>>
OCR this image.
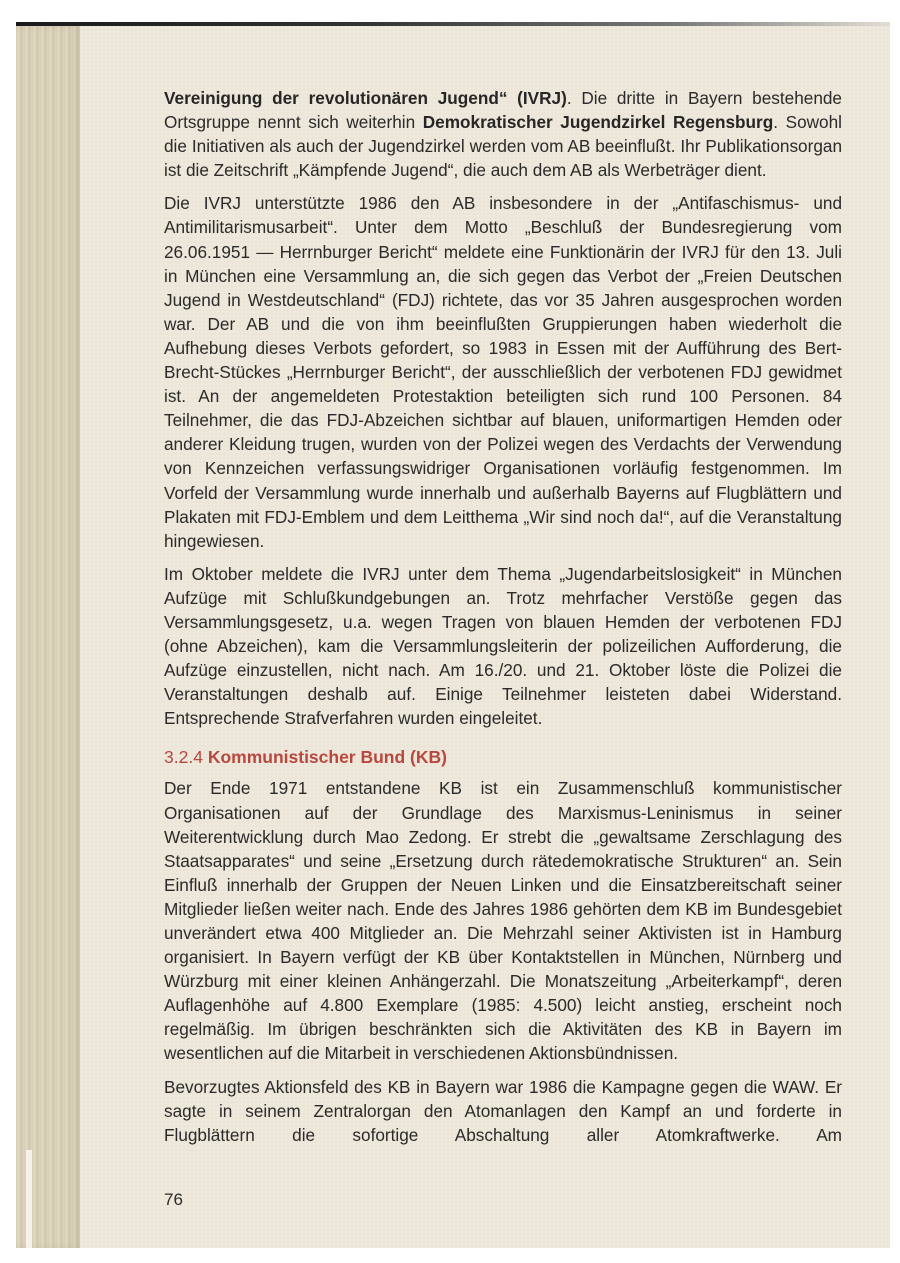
Vereinigung der revolutionären Jugend“ (IVRJ). Die dritte in Bayern bestehende Ortsgruppe nennt sich weiterhin Demokratischer Jugendzirkel Regensburg. Sowohl die Initiativen als auch der Jugendzirkel werden vom AB beeinflußt. Ihr Publikationsorgan ist die Zeitschrift „Kämpfende Jugend“, die auch dem AB als Werbeträger dient.

Die IVRJ unterstützte 1986 den AB insbesondere in der „Antifaschismus- und Antimilitarismusarbeit“. Unter dem Motto „Beschluß der Bundesregierung vom 26.06.1951 — Herrnburger Bericht“ meldete eine Funktionärin der IVRJ für den 13. Juli in München eine Versammlung an, die sich gegen das Verbot der „Freien Deutschen Jugend in Westdeutschland“ (FDJ) richtete, das vor 35 Jahren ausgesprochen worden war. Der AB und die von ihm beeinflußten Gruppierungen haben wiederholt die Aufhebung dieses Verbots gefordert, so 1983 in Essen mit der Aufführung des Bert-Brecht-Stückes „Herrnburger Bericht“, der ausschließlich der verbotenen FDJ gewidmet ist. An der angemeldeten Protestaktion beteiligten sich rund 100 Personen. 84 Teilnehmer, die das FDJ-Abzeichen sichtbar auf blauen, uniformartigen Hemden oder anderer Kleidung trugen, wurden von der Polizei wegen des Verdachts der Verwendung von Kennzeichen verfassungswidriger Organisationen vorläufig festgenommen. Im Vorfeld der Versammlung wurde innerhalb und außerhalb Bayerns auf Flugblättern und Plakaten mit FDJ-Emblem und dem Leitthema „Wir sind noch da!“, auf die Veranstaltung hingewiesen.

Im Oktober meldete die IVRJ unter dem Thema „Jugendarbeitslosigkeit“ in München Aufzüge mit Schlußkundgebungen an. Trotz mehrfacher Verstöße gegen das Versammlungsgesetz, u.a. wegen Tragen von blauen Hemden der verbotenen FDJ (ohne Abzeichen), kam die Versammlungsleiterin der polizeilichen Aufforderung, die Aufzüge einzustellen, nicht nach. Am 16./20. und 21. Oktober löste die Polizei die Veranstaltungen deshalb auf. Einige Teilnehmer leisteten dabei Widerstand. Entsprechende Strafverfahren wurden eingeleitet.

3.2.4 Kommunistischer Bund (KB)

Der Ende 1971 entstandene KB ist ein Zusammenschluß kommunistischer Organisationen auf der Grundlage des Marxismus-Leninismus in seiner Weiterentwicklung durch Mao Zedong. Er strebt die „gewaltsame Zerschlagung des Staatsapparates“ und seine „Ersetzung durch rätedemokratische Strukturen“ an. Sein Einfluß innerhalb der Gruppen der Neuen Linken und die Einsatzbereitschaft seiner Mitglieder ließen weiter nach. Ende des Jahres 1986 gehörten dem KB im Bundesgebiet unverändert etwa 400 Mitglieder an. Die Mehrzahl seiner Aktivisten ist in Hamburg organisiert. In Bayern verfügt der KB über Kontaktstellen in München, Nürnberg und Würzburg mit einer kleinen Anhängerzahl. Die Monatszeitung „Arbeiterkampf“, deren Auflagenhöhe auf 4.800 Exemplare (1985: 4.500) leicht anstieg, erscheint noch regelmäßig. Im übrigen beschränkten sich die Aktivitäten des KB in Bayern im wesentlichen auf die Mitarbeit in verschiedenen Aktionsbündnissen.

Bevorzugtes Aktionsfeld des KB in Bayern war 1986 die Kampagne gegen die WAW. Er sagte in seinem Zentralorgan den Atomanlagen den Kampf an und forderte in Flugblättern die sofortige Abschaltung aller Atomkraftwerke. Am

76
<<
Aim of the exercise = In the copy, keep every line of the data above exactly and drop each picture.

Task response =
OCR this image.
Vereinigung der revolutionären Jugend“ (IVRJ). Die dritte in Bayern bestehende Ortsgruppe nennt sich weiterhin Demokratischer Jugendzirkel Regensburg. Sowohl die Initiativen als auch der Jugendzirkel werden vom AB beeinflußt. Ihr Publikationsorgan ist die Zeitschrift „Kämpfende Jugend“, die auch dem AB als Werbeträger dient.

Die IVRJ unterstützte 1986 den AB insbesondere in der „Antifaschismus- und Antimilitarismusarbeit“. Unter dem Motto „Beschluß der Bundesregierung vom 26.06.1951 — Herrnburger Bericht“ meldete eine Funktionärin der IVRJ für den 13. Juli in München eine Versammlung an, die sich gegen das Verbot der „Freien Deutschen Jugend in Westdeutschland“ (FDJ) richtete, das vor 35 Jahren ausgesprochen worden war. Der AB und die von ihm beeinflußten Gruppierungen haben wiederholt die Aufhebung dieses Verbots gefordert, so 1983 in Essen mit der Aufführung des Bert-Brecht-Stückes „Herrnburger Bericht“, der ausschließlich der verbotenen FDJ gewidmet ist. An der angemeldeten Protestaktion beteiligten sich rund 100 Personen. 84 Teilnehmer, die das FDJ-Abzeichen sichtbar auf blauen, uniformartigen Hemden oder anderer Kleidung trugen, wurden von der Polizei wegen des Verdachts der Verwendung von Kennzeichen verfassungswidriger Organisationen vorläufig festgenommen. Im Vorfeld der Versammlung wurde innerhalb und außerhalb Bayerns auf Flugblättern und Plakaten mit FDJ-Emblem und dem Leitthema „Wir sind noch da!“, auf die Veranstaltung hingewiesen.

Im Oktober meldete die IVRJ unter dem Thema „Jugendarbeitslosigkeit“ in München Aufzüge mit Schlußkundgebungen an. Trotz mehrfacher Verstöße gegen das Versammlungsgesetz, u.a. wegen Tragen von blauen Hemden der verbotenen FDJ (ohne Abzeichen), kam die Versammlungsleiterin der polizeilichen Aufforderung, die Aufzüge einzustellen, nicht nach. Am 16./20. und 21. Oktober löste die Polizei die Veranstaltungen deshalb auf. Einige Teilnehmer leisteten dabei Widerstand. Entsprechende Strafverfahren wurden eingeleitet.

3.2.4 Kommunistischer Bund (KB)

Der Ende 1971 entstandene KB ist ein Zusammenschluß kommunistischer Organisationen auf der Grundlage des Marxismus-Leninismus in seiner Weiterentwicklung durch Mao Zedong. Er strebt die „gewaltsame Zerschlagung des Staatsapparates“ und seine „Ersetzung durch rätedemokratische Strukturen“ an. Sein Einfluß innerhalb der Gruppen der Neuen Linken und die Einsatzbereitschaft seiner Mitglieder ließen weiter nach. Ende des Jahres 1986 gehörten dem KB im Bundesgebiet unverändert etwa 400 Mitglieder an. Die Mehrzahl seiner Aktivisten ist in Hamburg organisiert. In Bayern verfügt der KB über Kontaktstellen in München, Nürnberg und Würzburg mit einer kleinen Anhängerzahl. Die Monatszeitung „Arbeiterkampf“, deren Auflagenhöhe auf 4.800 Exemplare (1985: 4.500) leicht anstieg, erscheint noch regelmäßig. Im übrigen beschränkten sich die Aktivitäten des KB in Bayern im wesentlichen auf die Mitarbeit in verschiedenen Aktionsbündnissen.

Bevorzugtes Aktionsfeld des KB in Bayern war 1986 die Kampagne gegen die WAW. Er sagte in seinem Zentralorgan den Atomanlagen den Kampf an und forderte in Flugblättern die sofortige Abschaltung aller Atomkraftwerke. Am

76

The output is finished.